Start Exercise input
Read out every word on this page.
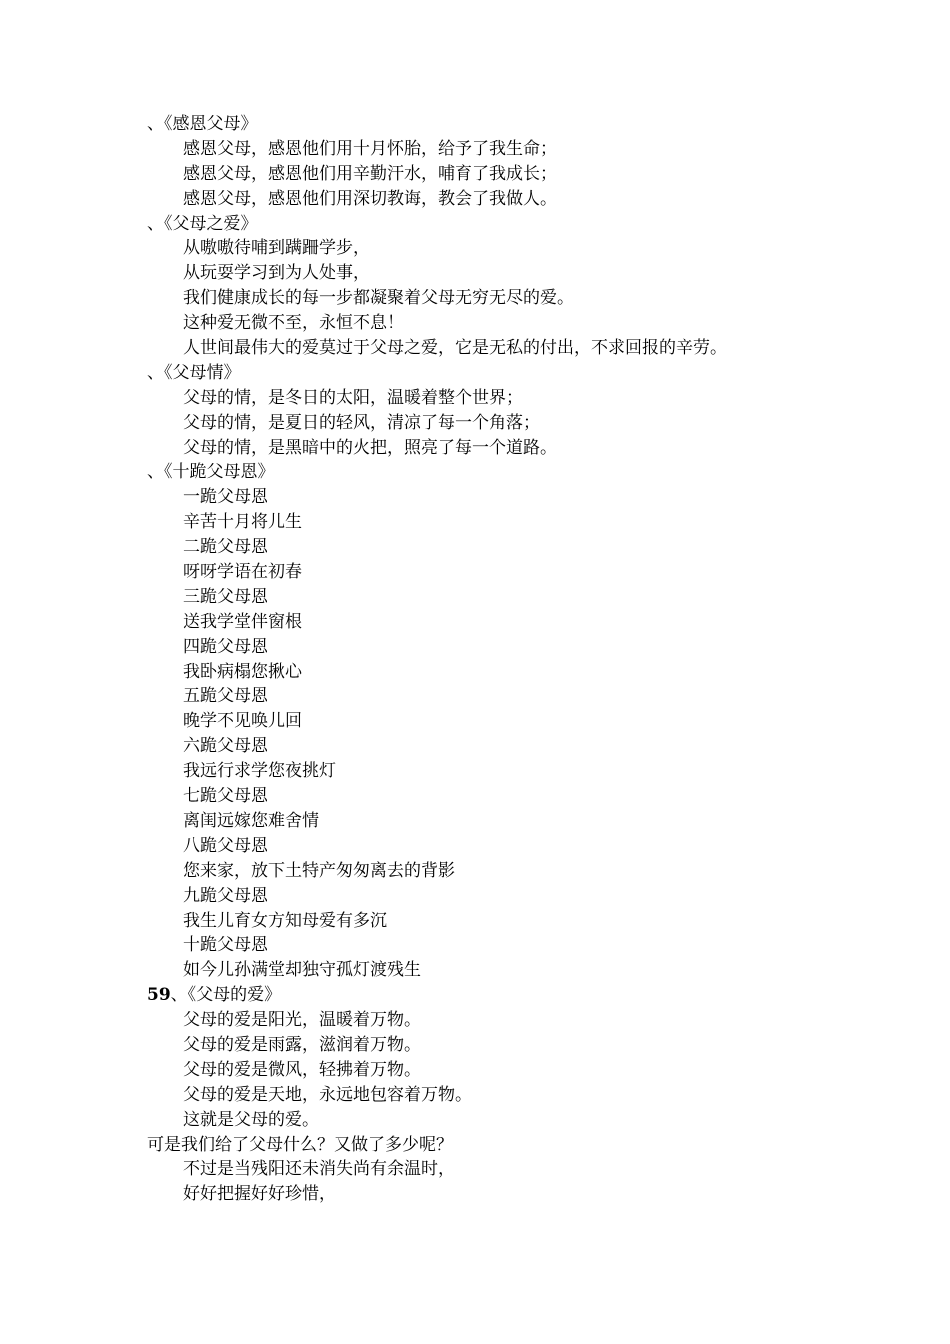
、《感恩父母》
感恩父母，感恩他们用十月怀胎，给予了我生命；
感恩父母，感恩他们用辛勤汗水，哺育了我成长；
感恩父母，感恩他们用深切教诲，教会了我做人。
、《父母之爱》
从嗷嗷待哺到蹒跚学步，
从玩耍学习到为人处事，
我们健康成长的每一步都凝聚着父母无穷无尽的爱。
这种爱无微不至，永恒不息！
人世间最伟大的爱莫过于父母之爱，它是无私的付出，不求回报的辛劳。
、《父母情》
父母的情，是冬日的太阳，温暖着整个世界；
父母的情，是夏日的轻风，清凉了每一个角落；
父母的情，是黑暗中的火把，照亮了每一个道路。
、《十跪父母恩》
一跪父母恩
辛苦十月将儿生
二跪父母恩
呀呀学语在初春
三跪父母恩
送我学堂伴窗根
四跪父母恩
我卧病榻您揪心
五跪父母恩
晚学不见唤儿回
六跪父母恩
我远行求学您夜挑灯
七跪父母恩
离闺远嫁您难舍情
八跪父母恩
您来家，放下土特产匆匆离去的背影
九跪父母恩
我生儿育女方知母爱有多沉
十跪父母恩
如今儿孙满堂却独守孤灯渡残生
59、《父母的爱》
父母的爱是阳光，温暖着万物。
父母的爱是雨露，滋润着万物。
父母的爱是微风，轻拂着万物。
父母的爱是天地，永远地包容着万物。
这就是父母的爱。
可是我们给了父母什么？又做了多少呢？
不过是当残阳还未消失尚有余温时，
好好把握好好珍惜，
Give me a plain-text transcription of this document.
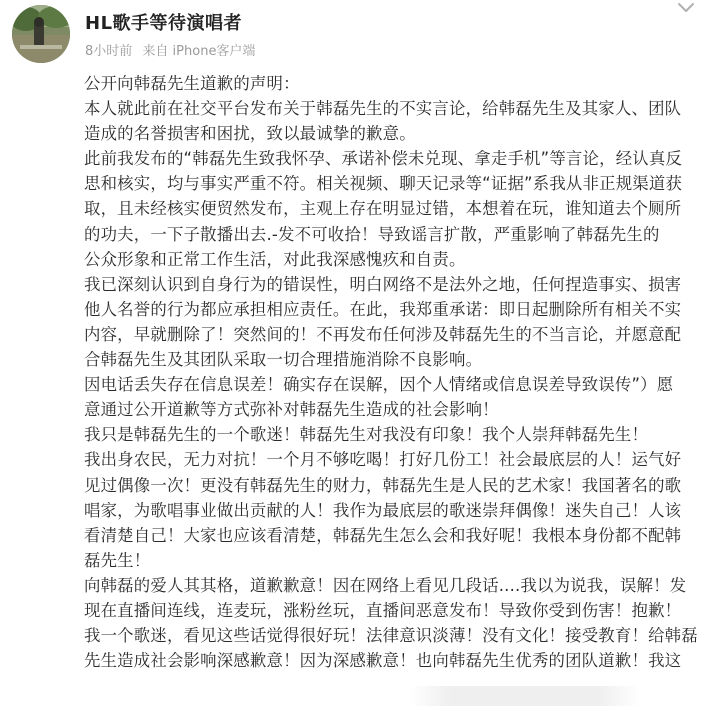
HL歌手等待演唱者
8小时前 来自 iPhone客户端
公开向韩磊先生道歉的声明：
本人就此前在社交平台发布关于韩磊先生的不实言论，给韩磊先生及其家人、团队
造成的名誉损害和困扰，致以最诚挚的歉意。
此前我发布的“韩磊先生致我怀孕、承诺补偿未兑现、拿走手机”等言论，经认真反
思和核实，均与事实严重不符。相关视频、聊天记录等“证据”系我从非正规渠道获
取，且未经核实便贸然发布，主观上存在明显过错，本想着在玩，谁知道去个厕所
的功夫，一下子散播出去.-发不可收拾！导致谣言扩散，严重影响了韩磊先生的
公众形象和正常工作生活，对此我深感愧疚和自责。
我已深刻认识到自身行为的错误性，明白网络不是法外之地，任何捏造事实、损害
他人名誉的行为都应承担相应责任。在此，我郑重承诺：即日起删除所有相关不实
内容，早就删除了！突然间的！不再发布任何涉及韩磊先生的不当言论，并愿意配
合韩磊先生及其团队采取一切合理措施消除不良影响。
因电话丢失存在信息误差！确实存在误解，因个人情绪或信息误差导致误传”）愿
意通过公开道歉等方式弥补对韩磊先生造成的社会影响！
我只是韩磊先生的一个歌迷！韩磊先生对我没有印象！我个人崇拜韩磊先生！
我出身农民，无力对抗！一个月不够吃喝！打好几份工！社会最底层的人！运气好
见过偶像一次！更没有韩磊先生的财力，韩磊先生是人民的艺术家！我国著名的歌
唱家，为歌唱事业做出贡献的人！我作为最底层的歌迷崇拜偶像！迷失自己！人该
看清楚自己！大家也应该看清楚，韩磊先生怎么会和我好呢！我根本身份都不配韩
磊先生！
向韩磊的爱人其其格，道歉歉意！因在网络上看见几段话....我以为说我，误解！发
现在直播间连线，连麦玩，涨粉丝玩，直播间恶意发布！导致你受到伤害！抱歉！
我一个歌迷，看见这些话觉得很好玩！法律意识淡薄！没有文化！接受教育！给韩磊
先生造成社会影响深感歉意！因为深感歉意！也向韩磊先生优秀的团队道歉！我这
End Exercise input
● **Given task**: Each line above is to be copied verbatim. Drop any image from the copy.

● **Result of this task**:
Read out every word on this page.
、《感恩父母》
感恩父母，感恩他们用十月怀胎，给予了我生命；
感恩父母，感恩他们用辛勤汗水，哺育了我成长；
感恩父母，感恩他们用深切教诲，教会了我做人。
、《父母之爱》
从嗷嗷待哺到蹒跚学步，
从玩耍学习到为人处事，
我们健康成长的每一步都凝聚着父母无穷无尽的爱。
这种爱无微不至，永恒不息！
人世间最伟大的爱莫过于父母之爱，它是无私的付出，不求回报的辛劳。
、《父母情》
父母的情，是冬日的太阳，温暖着整个世界；
父母的情，是夏日的轻风，清凉了每一个角落；
父母的情，是黑暗中的火把，照亮了每一个道路。
、《十跪父母恩》
一跪父母恩
辛苦十月将儿生
二跪父母恩
呀呀学语在初春
三跪父母恩
送我学堂伴窗根
四跪父母恩
我卧病榻您揪心
五跪父母恩
晚学不见唤儿回
六跪父母恩
我远行求学您夜挑灯
七跪父母恩
离闺远嫁您难舍情
八跪父母恩
您来家，放下土特产匆匆离去的背影
九跪父母恩
我生儿育女方知母爱有多沉
十跪父母恩
如今儿孙满堂却独守孤灯渡残生
59、《父母的爱》
父母的爱是阳光，温暖着万物。
父母的爱是雨露，滋润着万物。
父母的爱是微风，轻拂着万物。
父母的爱是天地，永远地包容着万物。
这就是父母的爱。
可是我们给了父母什么？又做了多少呢？
不过是当残阳还未消失尚有余温时，
好好把握好好珍惜，
Give me a plain-text transcription of this document.
HL歌手等待演唱者
8小时前 来自 iPhone客户端
公开向韩磊先生道歉的声明：
本人就此前在社交平台发布关于韩磊先生的不实言论，给韩磊先生及其家人、团队
造成的名誉损害和困扰，致以最诚挚的歉意。
此前我发布的“韩磊先生致我怀孕、承诺补偿未兑现、拿走手机”等言论，经认真反
思和核实，均与事实严重不符。相关视频、聊天记录等“证据”系我从非正规渠道获
取，且未经核实便贸然发布，主观上存在明显过错，本想着在玩，谁知道去个厕所
的功夫，一下子散播出去.-发不可收拾！导致谣言扩散，严重影响了韩磊先生的
公众形象和正常工作生活，对此我深感愧疚和自责。
我已深刻认识到自身行为的错误性，明白网络不是法外之地，任何捏造事实、损害
他人名誉的行为都应承担相应责任。在此，我郑重承诺：即日起删除所有相关不实
内容，早就删除了！突然间的！不再发布任何涉及韩磊先生的不当言论，并愿意配
合韩磊先生及其团队采取一切合理措施消除不良影响。
因电话丢失存在信息误差！确实存在误解，因个人情绪或信息误差导致误传”）愿
意通过公开道歉等方式弥补对韩磊先生造成的社会影响！
我只是韩磊先生的一个歌迷！韩磊先生对我没有印象！我个人崇拜韩磊先生！
我出身农民，无力对抗！一个月不够吃喝！打好几份工！社会最底层的人！运气好
见过偶像一次！更没有韩磊先生的财力，韩磊先生是人民的艺术家！我国著名的歌
唱家，为歌唱事业做出贡献的人！我作为最底层的歌迷崇拜偶像！迷失自己！人该
看清楚自己！大家也应该看清楚，韩磊先生怎么会和我好呢！我根本身份都不配韩
磊先生！
向韩磊的爱人其其格，道歉歉意！因在网络上看见几段话....我以为说我，误解！发
现在直播间连线，连麦玩，涨粉丝玩，直播间恶意发布！导致你受到伤害！抱歉！
我一个歌迷，看见这些话觉得很好玩！法律意识淡薄！没有文化！接受教育！给韩磊
先生造成社会影响深感歉意！因为深感歉意！也向韩磊先生优秀的团队道歉！我这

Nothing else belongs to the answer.